Set the data down again, exactly as it reads, but without the pictures.

▶ **Stored records**:
┌──
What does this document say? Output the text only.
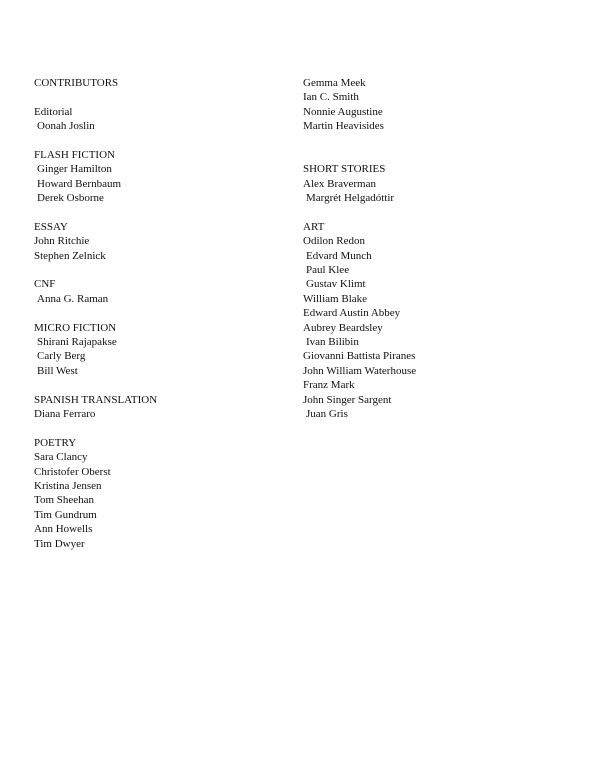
CONTRIBUTORS
Editorial
Oonah Joslin
FLASH FICTION
Ginger Hamilton
Howard Bernbaum
Derek Osborne
ESSAY
John Ritchie
Stephen Zelnick
CNF
Anna G. Raman
MICRO FICTION
Shirani Rajapakse
Carly Berg
Bill West
SPANISH TRANSLATION
Diana Ferraro
POETRY
Sara Clancy
Christofer Oberst
Kristina Jensen
Tom Sheehan
Tim Gundrum
Ann Howells
Tim Dwyer
Gemma Meek
Ian C. Smith
Nonnie Augustine
Martin Heavisides
SHORT STORIES
Alex Braverman
Margrét Helgadóttir
ART
Odilon Redon
Edvard Munch
Paul Klee
Gustav Klimt
William Blake
Edward Austin Abbey
Aubrey Beardsley
Ivan Bilibin
Giovanni Battista Piranes
John William Waterhouse
Franz Mark
John Singer Sargent
Juan Gris
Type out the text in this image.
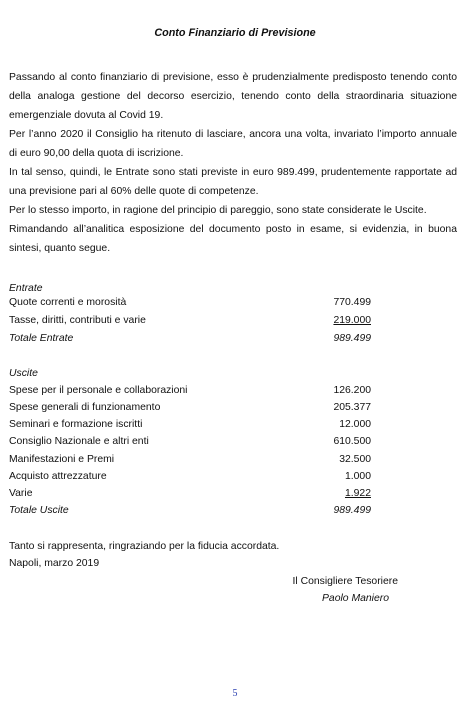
Conto Finanziario di Previsione

Passando al conto finanziario di previsione, esso è prudenzialmente predisposto tenendo conto della analoga gestione del decorso esercizio, tenendo conto della straordinaria situazione emergenziale dovuta al Covid 19.

Per l’anno 2020 il Consiglio ha ritenuto di lasciare, ancora una volta, invariato l’importo annuale di euro 90,00 della quota di iscrizione.

In tal senso, quindi, le Entrate sono stati previste in euro 989.499, prudentemente rapportate ad una previsione pari al 60% delle quote di competenze.

Per lo stesso importo, in ragione del principio di pareggio, sono state considerate le Uscite.

Rimandando all’analitica esposizione del documento posto in esame, si evidenzia, in buona sintesi, quanto segue.

Entrate
Quote correnti e morosità	770.499
Tasse, diritti, contributi e varie	219.000
Totale Entrate	989.499
Uscite
Spese per il personale e collaborazioni	126.200
Spese generali di funzionamento	205.377
Seminari e formazione iscritti	12.000
Consiglio Nazionale e altri enti	610.500
Manifestazioni e Premi	32.500
Acquisto attrezzature	1.000
Varie	1.922
Totale Uscite	989.499
Tanto si rappresenta, ringraziando per la fiducia accordata.
Napoli, marzo 2019
Il Consigliere Tesoriere
Paolo Maniero
5
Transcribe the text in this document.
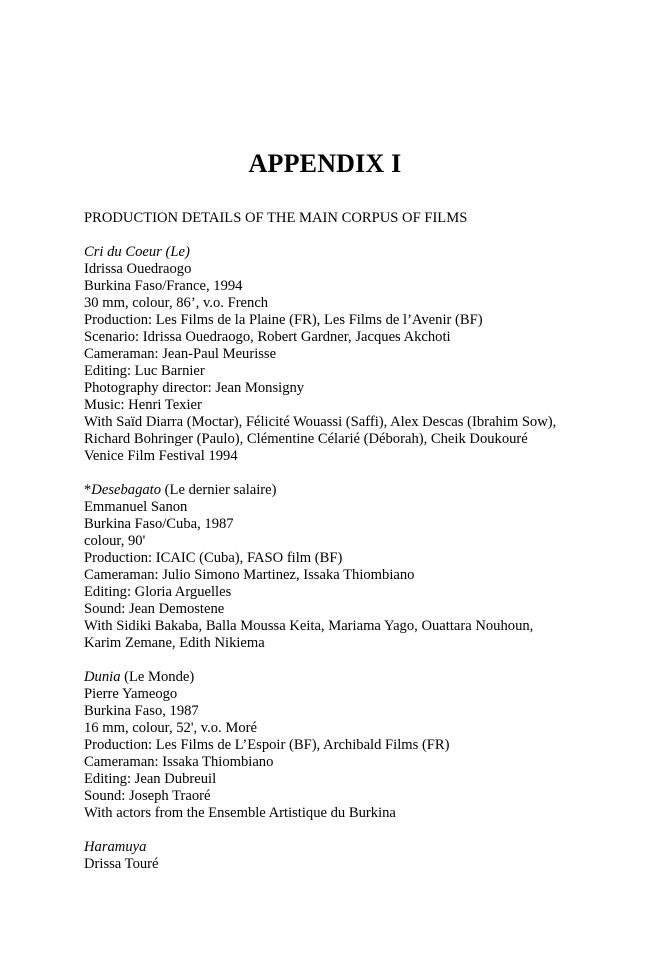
APPENDIX I
PRODUCTION DETAILS OF THE MAIN CORPUS OF FILMS
Cri du Coeur (Le)
Idrissa Ouedraogo
Burkina Faso/France, 1994
30 mm, colour, 86’, v.o. French
Production: Les Films de la Plaine (FR), Les Films de l’Avenir (BF)
Scenario: Idrissa Ouedraogo, Robert Gardner, Jacques Akchoti
Cameraman: Jean-Paul Meurisse
Editing: Luc Barnier
Photography director: Jean Monsigny
Music: Henri Texier
With Saïd Diarra (Moctar), Félicité Wouassi (Saffi), Alex Descas (Ibrahim Sow),
Richard Bohringer (Paulo), Clémentine Célarié (Déborah), Cheik Doukouré
Venice Film Festival 1994
*Desebagato (Le dernier salaire)
Emmanuel Sanon
Burkina Faso/Cuba, 1987
colour, 90'
Production: ICAIC (Cuba), FASO film (BF)
Cameraman: Julio Simono Martinez, Issaka Thiombiano
Editing: Gloria Arguelles
Sound: Jean Demostene
With Sidiki Bakaba, Balla Moussa Keita, Mariama Yago, Ouattara Nouhoun,
Karim Zemane, Edith Nikiema
Dunia (Le Monde)
Pierre Yameogo
Burkina Faso, 1987
16 mm, colour, 52', v.o. Moré
Production: Les Films de L’Espoir (BF), Archibald Films (FR)
Cameraman: Issaka Thiombiano
Editing: Jean Dubreuil
Sound: Joseph Traoré
With actors from the Ensemble Artistique du Burkina
Haramuya
Drissa Touré
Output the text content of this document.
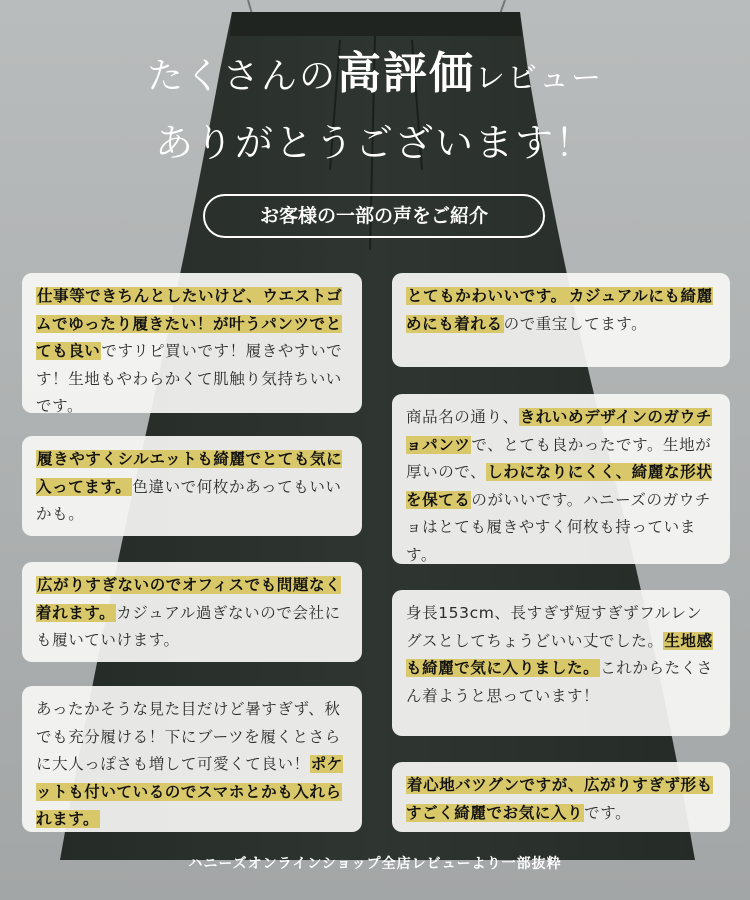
たくさんの高評価レビュー
ありがとうございます！
お客様の一部の声をご紹介
仕事等できちんとしたいけど、ウエストゴムでゆったり履きたい！が叶うパンツでとても良いですリピ買いです！履きやすいです！生地もやわらかくて肌触り気持ちいいです。
履きやすくシルエットも綺麗でとても気に入ってます。色違いで何枚かあってもいいかも。
広がりすぎないのでオフィスでも問題なく着れます。カジュアル過ぎないので会社にも履いていけます。
あったかそうな見た目だけど暑すぎず、秋でも充分履ける！下にブーツを履くとさらに大人っぽさも増して可愛くて良い！ポケットも付いているのでスマホとかも入れられます。
とてもかわいいです。 カジュアルにも綺麗めにも着れるので重宝してます。
商品名の通り、きれいめデザインのガウチョパンツで、とても良かったです。生地が厚いので、しわになりにくく、綺麗な形状を保てるのがいいです。ハニーズのガウチョはとても履きやすく何枚も持っています。
身長153cm、長すぎず短すぎずフルレングスとしてちょうどいい丈でした。生地感も綺麗で気に入りました。これからたくさん着ようと思っています！
着心地バツグンですが、広がりすぎず形もすごく綺麗でお気に入りです。
ハニーズオンラインショップ全店レビューより一部抜粋
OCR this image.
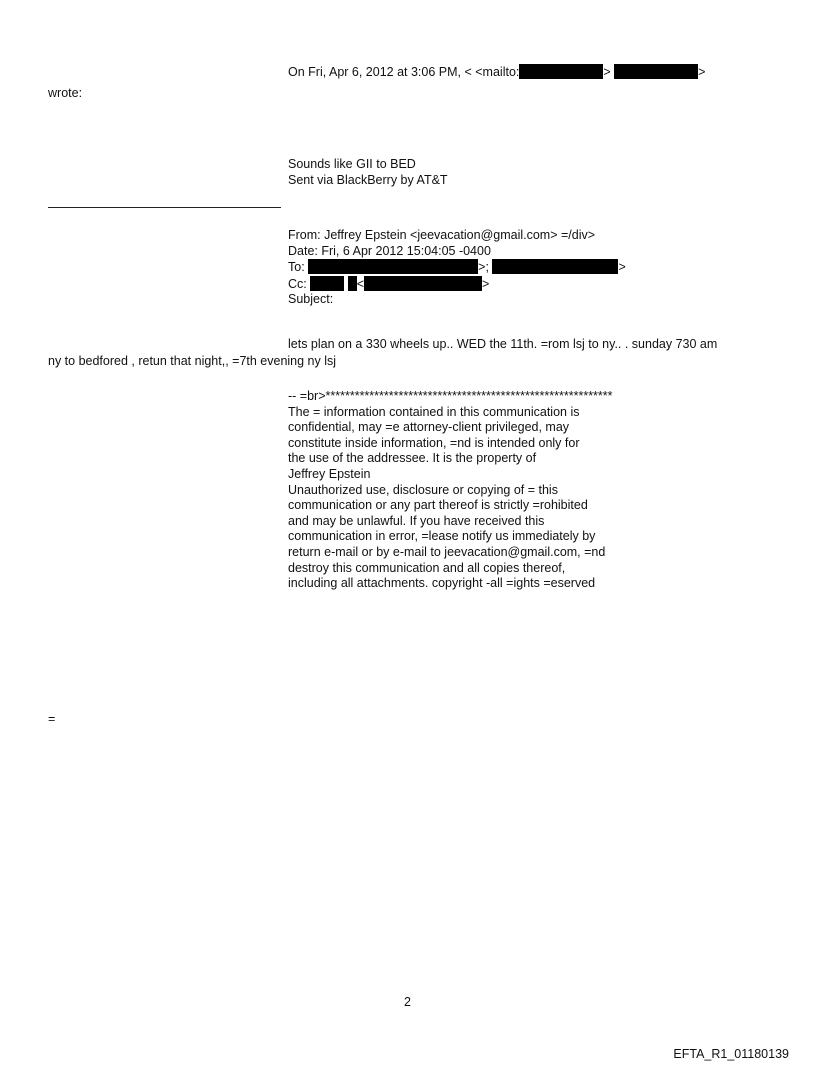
On Fri, Apr 6, 2012 at 3:06 PM, < <mailto:	>	>
wrote:
Sounds like GII to BED
Sent via BlackBerry by AT&T
From: Jeffrey Epstein <jeevacation@gmail.com> =/div>
Date: Fri, 6 Apr 2012 15:04:05 -0400
To:	>;	>
Cc:	<	>
Subject:
lets plan on a 330 wheels up.. WED the 11th. =rom lsj to ny.. . sunday 730 am
ny to bedfored , retun that night,, =7th evening ny lsj
-- =br>***********************************************************
The = information contained in this communication is
confidential, may =e attorney-client privileged, may
constitute inside information, =nd is intended only for
the use of the addressee. It is the property of
Jeffrey Epstein
Unauthorized use, disclosure or copying of = this
communication or any part thereof is strictly =rohibited
and may be unlawful. If you have received this
communication in error, =lease notify us immediately by
return e-mail or by e-mail to jeevacation@gmail.com, =nd
destroy this communication and all copies thereof,
including all attachments. copyright -all =ights =eserved
=
2
EFTA_R1_01180139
└──
▶ **EXERCISE ANSWER**:
What does this document say? Output the text only.
CONTRIBUTORS
Editorial
Oonah Joslin
FLASH FICTION
Ginger Hamilton
Howard Bernbaum
Derek Osborne
ESSAY
John Ritchie
Stephen Zelnick
CNF
Anna G. Raman
MICRO FICTION
Shirani Rajapakse
Carly Berg
Bill West
SPANISH TRANSLATION
Diana Ferraro
POETRY
Sara Clancy
Christofer Oberst
Kristina Jensen
Tom Sheehan
Tim Gundrum
Ann Howells
Tim Dwyer
Gemma Meek
Ian C. Smith
Nonnie Augustine
Martin Heavisides
SHORT STORIES
Alex Braverman
Margrét Helgadóttir
ART
Odilon Redon
Edvard Munch
Paul Klee
Gustav Klimt
William Blake
Edward Austin Abbey
Aubrey Beardsley
Ivan Bilibin
Giovanni Battista Piranes
John William Waterhouse
Franz Mark
John Singer Sargent
Juan Gris
Type out the text in this image.
Conto Finanziario di Previsione

Passando al conto finanziario di previsione, esso è prudenzialmente predisposto tenendo conto della analoga gestione del decorso esercizio, tenendo conto della straordinaria situazione emergenziale dovuta al Covid 19.

Per l’anno 2020 il Consiglio ha ritenuto di lasciare, ancora una volta, invariato l’importo annuale di euro 90,00 della quota di iscrizione.

In tal senso, quindi, le Entrate sono stati previste in euro 989.499, prudentemente rapportate ad una previsione pari al 60% delle quote di competenze.

Per lo stesso importo, in ragione del principio di pareggio, sono state considerate le Uscite.

Rimandando all’analitica esposizione del documento posto in esame, si evidenzia, in buona sintesi, quanto segue.

Entrate
Quote correnti e morosità	770.499
Tasse, diritti, contributi e varie	219.000
Totale Entrate	989.499
Uscite
Spese per il personale e collaborazioni	126.200
Spese generali di funzionamento	205.377
Seminari e formazione iscritti	12.000
Consiglio Nazionale e altri enti	610.500
Manifestazioni e Premi	32.500
Acquisto attrezzature	1.000
Varie	1.922
Totale Uscite	989.499
Tanto si rappresenta, ringraziando per la fiducia accordata.
Napoli, marzo 2019
Il Consigliere Tesoriere
Paolo Maniero
5
Transcribe the text in this document.
APPENDIX I
PRODUCTION DETAILS OF THE MAIN CORPUS OF FILMS
Cri du Coeur (Le)
Idrissa Ouedraogo
Burkina Faso/France, 1994
30 mm, colour, 86’, v.o. French
Production: Les Films de la Plaine (FR), Les Films de l’Avenir (BF)
Scenario: Idrissa Ouedraogo, Robert Gardner, Jacques Akchoti
Cameraman: Jean-Paul Meurisse
Editing: Luc Barnier
Photography director: Jean Monsigny
Music: Henri Texier
With Saïd Diarra (Moctar), Félicité Wouassi (Saffi), Alex Descas (Ibrahim Sow),
Richard Bohringer (Paulo), Clémentine Célarié (Déborah), Cheik Doukouré
Venice Film Festival 1994
*Desebagato (Le dernier salaire)
Emmanuel Sanon
Burkina Faso/Cuba, 1987
colour, 90'
Production: ICAIC (Cuba), FASO film (BF)
Cameraman: Julio Simono Martinez, Issaka Thiombiano
Editing: Gloria Arguelles
Sound: Jean Demostene
With Sidiki Bakaba, Balla Moussa Keita, Mariama Yago, Ouattara Nouhoun,
Karim Zemane, Edith Nikiema
Dunia (Le Monde)
Pierre Yameogo
Burkina Faso, 1987
16 mm, colour, 52', v.o. Moré
Production: Les Films de L’Espoir (BF), Archibald Films (FR)
Cameraman: Issaka Thiombiano
Editing: Jean Dubreuil
Sound: Joseph Traoré
With actors from the Ensemble Artistique du Burkina
Haramuya
Drissa Touré
Output the text content of this document.
たくさんの高評価レビュー
ありがとうございます！
お客様の一部の声をご紹介
仕事等できちんとしたいけど、ウエストゴムでゆったり履きたい！が叶うパンツでとても良いですリピ買いです！履きやすいです！生地もやわらかくて肌触り気持ちいいです。
履きやすくシルエットも綺麗でとても気に入ってます。色違いで何枚かあってもいいかも。
広がりすぎないのでオフィスでも問題なく着れます。カジュアル過ぎないので会社にも履いていけます。
あったかそうな見た目だけど暑すぎず、秋でも充分履ける！下にブーツを履くとさらに大人っぽさも増して可愛くて良い！ポケットも付いているのでスマホとかも入れられます。
とてもかわいいです。 カジュアルにも綺麗めにも着れるので重宝してます。
商品名の通り、きれいめデザインのガウチョパンツで、とても良かったです。生地が厚いので、しわになりにくく、綺麗な形状を保てるのがいいです。ハニーズのガウチョはとても履きやすく何枚も持っています。
身長153cm、長すぎず短すぎずフルレングスとしてちょうどいい丈でした。生地感も綺麗で気に入りました。これからたくさん着ようと思っています！
着心地バツグンですが、広がりすぎず形もすごく綺麗でお気に入りです。
ハニーズオンラインショップ全店レビューより一部抜粋
OCR this image.
On Fri, Apr 6, 2012 at 3:06 PM, < <mailto:	>	>
wrote:
Sounds like GII to BED
Sent via BlackBerry by AT&T
From: Jeffrey Epstein <jeevacation@gmail.com> =/div>
Date: Fri, 6 Apr 2012 15:04:05 -0400
To:	>;	>
Cc:	<	>
Subject:
lets plan on a 330 wheels up.. WED the 11th. =rom lsj to ny.. . sunday 730 am
ny to bedfored , retun that night,, =7th evening ny lsj
-- =br>***********************************************************
The = information contained in this communication is
confidential, may =e attorney-client privileged, may
constitute inside information, =nd is intended only for
the use of the addressee. It is the property of
Jeffrey Epstein
Unauthorized use, disclosure or copying of = this
communication or any part thereof is strictly =rohibited
and may be unlawful. If you have received this
communication in error, =lease notify us immediately by
return e-mail or by e-mail to jeevacation@gmail.com, =nd
destroy this communication and all copies thereof,
including all attachments. copyright -all =ights =eserved
=
2
EFTA_R1_01180139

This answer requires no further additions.